PROBLEMS AND TASKS:
a: From the post on being away from home, quote word for word the part that opens with the words containing "Monday, December 16, 2013" and closes with "penny to drop.".
b: Extend the post on being away from home, picking up right after its final sentence.

Monday, December 16, 2013

On being away from home ... and on letting go.

I got it all wrong. For someone who gives this a lot of thought, who feels constantly the push and pull of being away from home and family ... it's taken me a remarkably long time for the penny to drop. 

But it did. Today. I have been planning our next trip home - meant for July next year ... we've been talking about game reserves and maybe flying via the UK and all the people we want to see and the things we want to do ... and for some reason in all the planning, when i should be feeling excited, i've been feeling a growing anxiety inside. Not able to put my finger on it exactly, but something's not felt right. Maybe it's the money i thought - the expense of this trip - it means other things still being on hold, the long list on the blackboard staying right there with nothing crossed off ... it means other trips not being taken. But it's to go home ! And that's always been a priority for us.

And then tonight it hit me. I don't want to go back. I know i just wrote about all of this a little while ago - being proud to be South African ... how I still hold on to my identity as coming from there, how that still defines me, how it's still home after almost two decades away. I have met South Africans who have lived overseas their whole adult lives without trips home and i have always pitied them, wondered why they hardly go back, how they're able to get out of bed in the mornings - how the longing does not floor them.

And then it hit me. They've let go. They have moved on.

It's like a relationship which ended badly. First there are the nights spent listening to the same heartbreaking song, over and over. There are the days spent with the duvet pulled over the head, refusing to open the curtains or wash the dishes or accept that life goes on. There might even be some watching the ex's window at night from the street and it not feeling like stalking, just a desperate longing to be back in that circle of two people at one with each other and the world.

Maybe leaving a country is almost the same, in a much bigger and very different way. But it is an ending. It's a walking away. It's saying there is something better out there, there is the moving towards something new. It might be a job, a lover, the urge to travel ... but it's still a leaving. A getting onto a plane and going away. It's leaving loved ones behind to carry on with their lives having to get used to the empty space where that person once was. Like death but not so final. A choice. They left. They did not want to be here anymore. There is grief and then acceptance and then life carries on.

DATASET EXTRACT:
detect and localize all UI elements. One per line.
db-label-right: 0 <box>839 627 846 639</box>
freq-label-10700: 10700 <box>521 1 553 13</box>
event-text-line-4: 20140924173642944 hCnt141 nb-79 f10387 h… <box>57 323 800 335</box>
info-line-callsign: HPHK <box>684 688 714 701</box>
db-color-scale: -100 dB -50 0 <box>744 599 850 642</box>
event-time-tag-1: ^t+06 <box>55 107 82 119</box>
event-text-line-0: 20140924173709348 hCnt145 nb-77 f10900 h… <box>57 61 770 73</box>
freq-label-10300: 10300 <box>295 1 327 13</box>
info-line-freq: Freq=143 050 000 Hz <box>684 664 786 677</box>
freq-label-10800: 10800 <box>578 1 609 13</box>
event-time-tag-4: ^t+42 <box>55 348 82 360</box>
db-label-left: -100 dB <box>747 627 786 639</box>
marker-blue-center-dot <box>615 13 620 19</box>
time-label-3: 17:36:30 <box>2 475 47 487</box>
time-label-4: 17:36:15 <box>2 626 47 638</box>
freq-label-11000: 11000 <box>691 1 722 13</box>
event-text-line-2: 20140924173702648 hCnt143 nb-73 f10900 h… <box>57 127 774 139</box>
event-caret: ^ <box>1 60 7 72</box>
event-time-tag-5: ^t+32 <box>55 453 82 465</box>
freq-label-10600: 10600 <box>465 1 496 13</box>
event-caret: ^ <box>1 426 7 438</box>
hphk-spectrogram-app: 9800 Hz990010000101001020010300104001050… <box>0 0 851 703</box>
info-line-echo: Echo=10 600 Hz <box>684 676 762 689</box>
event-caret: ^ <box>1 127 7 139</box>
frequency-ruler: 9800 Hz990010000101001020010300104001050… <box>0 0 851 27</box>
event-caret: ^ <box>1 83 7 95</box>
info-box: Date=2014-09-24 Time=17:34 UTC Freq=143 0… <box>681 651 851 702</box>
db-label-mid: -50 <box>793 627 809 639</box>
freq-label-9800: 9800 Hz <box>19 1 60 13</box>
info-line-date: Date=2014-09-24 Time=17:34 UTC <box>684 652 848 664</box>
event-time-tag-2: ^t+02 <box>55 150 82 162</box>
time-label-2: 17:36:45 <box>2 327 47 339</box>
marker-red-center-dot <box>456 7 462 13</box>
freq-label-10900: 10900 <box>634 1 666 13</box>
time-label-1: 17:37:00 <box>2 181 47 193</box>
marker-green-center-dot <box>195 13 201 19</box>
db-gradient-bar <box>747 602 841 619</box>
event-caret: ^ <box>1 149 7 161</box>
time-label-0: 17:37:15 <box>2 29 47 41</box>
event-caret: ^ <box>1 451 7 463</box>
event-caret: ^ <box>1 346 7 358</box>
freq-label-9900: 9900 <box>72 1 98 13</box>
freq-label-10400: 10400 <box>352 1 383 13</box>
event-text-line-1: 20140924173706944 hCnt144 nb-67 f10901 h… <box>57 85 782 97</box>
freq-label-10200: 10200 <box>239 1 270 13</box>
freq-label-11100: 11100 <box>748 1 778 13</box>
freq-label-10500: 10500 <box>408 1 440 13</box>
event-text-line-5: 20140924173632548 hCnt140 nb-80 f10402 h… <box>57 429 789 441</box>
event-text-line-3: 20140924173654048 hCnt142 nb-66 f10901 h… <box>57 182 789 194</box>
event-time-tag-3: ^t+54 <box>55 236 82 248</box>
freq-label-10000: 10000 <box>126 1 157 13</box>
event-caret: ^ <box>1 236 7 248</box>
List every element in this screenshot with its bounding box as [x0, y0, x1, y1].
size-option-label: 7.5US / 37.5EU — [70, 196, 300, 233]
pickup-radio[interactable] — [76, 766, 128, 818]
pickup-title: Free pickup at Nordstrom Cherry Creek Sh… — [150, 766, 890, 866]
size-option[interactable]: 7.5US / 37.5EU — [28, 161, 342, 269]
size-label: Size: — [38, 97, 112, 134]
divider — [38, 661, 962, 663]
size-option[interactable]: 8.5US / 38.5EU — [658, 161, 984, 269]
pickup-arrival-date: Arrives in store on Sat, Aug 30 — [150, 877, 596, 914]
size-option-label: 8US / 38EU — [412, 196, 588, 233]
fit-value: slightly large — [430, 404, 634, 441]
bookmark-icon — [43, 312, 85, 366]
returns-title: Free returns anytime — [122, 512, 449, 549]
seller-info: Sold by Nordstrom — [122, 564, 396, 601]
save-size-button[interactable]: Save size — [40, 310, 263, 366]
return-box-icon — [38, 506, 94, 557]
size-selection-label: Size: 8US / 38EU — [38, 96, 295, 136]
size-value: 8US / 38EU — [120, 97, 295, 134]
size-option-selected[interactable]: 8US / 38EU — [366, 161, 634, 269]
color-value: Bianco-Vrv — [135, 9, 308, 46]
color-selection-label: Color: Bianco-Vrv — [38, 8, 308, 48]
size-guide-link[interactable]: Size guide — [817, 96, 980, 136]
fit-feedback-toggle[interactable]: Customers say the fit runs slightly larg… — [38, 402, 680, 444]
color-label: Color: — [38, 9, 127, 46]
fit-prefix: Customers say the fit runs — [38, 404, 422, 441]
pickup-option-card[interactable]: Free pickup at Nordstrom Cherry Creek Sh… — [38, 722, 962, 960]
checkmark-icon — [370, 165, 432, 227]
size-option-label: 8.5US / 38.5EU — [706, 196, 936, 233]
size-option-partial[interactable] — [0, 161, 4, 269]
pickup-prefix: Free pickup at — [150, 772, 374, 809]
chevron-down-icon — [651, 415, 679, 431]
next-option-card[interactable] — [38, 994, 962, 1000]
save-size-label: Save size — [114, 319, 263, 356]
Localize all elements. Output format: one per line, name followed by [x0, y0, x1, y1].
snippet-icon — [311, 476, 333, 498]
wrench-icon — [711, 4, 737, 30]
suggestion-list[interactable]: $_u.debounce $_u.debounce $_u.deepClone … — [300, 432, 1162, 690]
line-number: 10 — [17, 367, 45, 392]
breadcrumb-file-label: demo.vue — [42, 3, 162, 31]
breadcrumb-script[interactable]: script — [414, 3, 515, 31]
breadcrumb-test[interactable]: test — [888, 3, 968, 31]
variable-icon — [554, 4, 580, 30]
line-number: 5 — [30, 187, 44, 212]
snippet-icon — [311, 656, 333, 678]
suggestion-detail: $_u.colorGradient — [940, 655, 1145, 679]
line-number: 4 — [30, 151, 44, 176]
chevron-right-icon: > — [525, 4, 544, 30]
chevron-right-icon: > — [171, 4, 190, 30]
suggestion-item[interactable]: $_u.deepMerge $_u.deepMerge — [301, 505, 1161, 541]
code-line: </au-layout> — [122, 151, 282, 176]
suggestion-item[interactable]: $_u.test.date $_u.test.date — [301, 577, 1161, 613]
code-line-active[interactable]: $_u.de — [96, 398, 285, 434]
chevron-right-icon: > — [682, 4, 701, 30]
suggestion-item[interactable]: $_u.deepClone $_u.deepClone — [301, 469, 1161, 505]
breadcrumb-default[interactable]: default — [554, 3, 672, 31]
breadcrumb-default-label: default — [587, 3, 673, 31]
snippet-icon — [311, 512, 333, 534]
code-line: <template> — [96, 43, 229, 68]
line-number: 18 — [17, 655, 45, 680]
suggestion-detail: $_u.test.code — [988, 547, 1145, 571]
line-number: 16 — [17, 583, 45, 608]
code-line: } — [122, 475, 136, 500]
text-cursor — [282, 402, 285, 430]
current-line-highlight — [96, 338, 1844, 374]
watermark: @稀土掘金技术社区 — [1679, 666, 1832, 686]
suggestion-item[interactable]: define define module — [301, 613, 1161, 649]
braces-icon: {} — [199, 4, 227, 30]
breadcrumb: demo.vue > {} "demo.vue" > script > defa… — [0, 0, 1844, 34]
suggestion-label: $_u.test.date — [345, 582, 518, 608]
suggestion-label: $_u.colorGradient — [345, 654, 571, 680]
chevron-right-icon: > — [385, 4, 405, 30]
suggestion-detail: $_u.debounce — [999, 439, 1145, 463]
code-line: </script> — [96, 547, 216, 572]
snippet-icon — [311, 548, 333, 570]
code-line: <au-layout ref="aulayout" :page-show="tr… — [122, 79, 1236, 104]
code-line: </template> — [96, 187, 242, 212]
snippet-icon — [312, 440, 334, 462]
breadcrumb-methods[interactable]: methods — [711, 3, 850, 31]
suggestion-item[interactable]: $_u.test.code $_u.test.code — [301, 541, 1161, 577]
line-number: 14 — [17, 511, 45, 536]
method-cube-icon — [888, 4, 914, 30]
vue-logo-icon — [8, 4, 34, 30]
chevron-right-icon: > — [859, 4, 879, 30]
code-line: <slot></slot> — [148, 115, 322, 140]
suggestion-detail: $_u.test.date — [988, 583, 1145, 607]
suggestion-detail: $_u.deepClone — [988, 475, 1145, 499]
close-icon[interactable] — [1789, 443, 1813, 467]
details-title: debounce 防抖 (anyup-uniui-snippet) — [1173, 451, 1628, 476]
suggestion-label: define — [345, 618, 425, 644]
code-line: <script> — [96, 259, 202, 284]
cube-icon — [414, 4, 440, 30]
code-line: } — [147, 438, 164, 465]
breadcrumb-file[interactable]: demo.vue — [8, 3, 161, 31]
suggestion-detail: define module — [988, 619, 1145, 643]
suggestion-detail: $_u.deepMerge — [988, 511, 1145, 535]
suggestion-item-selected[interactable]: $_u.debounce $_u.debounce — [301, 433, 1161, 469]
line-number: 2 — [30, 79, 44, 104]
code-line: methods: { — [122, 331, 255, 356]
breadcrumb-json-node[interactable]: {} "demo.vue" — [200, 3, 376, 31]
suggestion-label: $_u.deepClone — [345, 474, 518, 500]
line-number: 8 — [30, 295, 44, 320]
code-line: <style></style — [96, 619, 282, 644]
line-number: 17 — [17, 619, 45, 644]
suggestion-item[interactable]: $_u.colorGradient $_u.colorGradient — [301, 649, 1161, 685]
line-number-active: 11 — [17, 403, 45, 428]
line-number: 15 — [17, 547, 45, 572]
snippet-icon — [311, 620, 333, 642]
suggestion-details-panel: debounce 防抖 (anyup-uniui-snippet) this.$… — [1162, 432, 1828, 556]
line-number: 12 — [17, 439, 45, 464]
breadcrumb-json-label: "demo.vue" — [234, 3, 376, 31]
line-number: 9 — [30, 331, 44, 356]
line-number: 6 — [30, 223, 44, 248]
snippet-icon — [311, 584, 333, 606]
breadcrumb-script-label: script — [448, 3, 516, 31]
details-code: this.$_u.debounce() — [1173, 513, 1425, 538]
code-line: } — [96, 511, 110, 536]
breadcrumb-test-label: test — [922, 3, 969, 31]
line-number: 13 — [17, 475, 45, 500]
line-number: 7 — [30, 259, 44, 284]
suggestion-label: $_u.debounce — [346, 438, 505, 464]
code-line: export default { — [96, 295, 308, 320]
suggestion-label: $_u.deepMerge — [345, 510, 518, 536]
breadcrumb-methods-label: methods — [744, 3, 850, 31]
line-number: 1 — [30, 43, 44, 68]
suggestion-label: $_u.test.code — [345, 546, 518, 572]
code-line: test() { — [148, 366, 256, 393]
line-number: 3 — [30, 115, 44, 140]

EXPECTED RESULTS:
a:
Monday, December 16, 2013

On being away from home ... and on letting go.

I got it all wrong. For someone who gives this a lot of thought, who feels constantly the push and pull of being away from home and family ... it's taken me a remarkably long time for the penny to drop.

b:
And for the one leaving ... it could be a sigh of relief, a weight lifting ... or it could be how it is after the ending of a marriage or a long term love affair, the heart breaking in a million places but then it heals, slowly. It goes out for a coffee and then a drink and then a dinner and maybe even stays the night. With someone new. It moves on. It might occasionally pull out the box of photos or the love letters cried over, play the song that used to be just theirs ... once upon a time. But then the box is put away and the day ends and a new one begins and slowly those feelings recede. They become softer and less urgent and then suddenly one day there is no longer the urge to go stalking or to see if there's a chance of bumping into someone accidentally. To see their face. Their face becomes just outlines and when the box of photos is pulled out from under the bed it's to remember what the face looked like, not to remember the feelings once felt. And so time makes the pain recede into the distance and the memory becomes just a faint and fond one. Oh yes, i used to love him. But it's over now, I have moved on.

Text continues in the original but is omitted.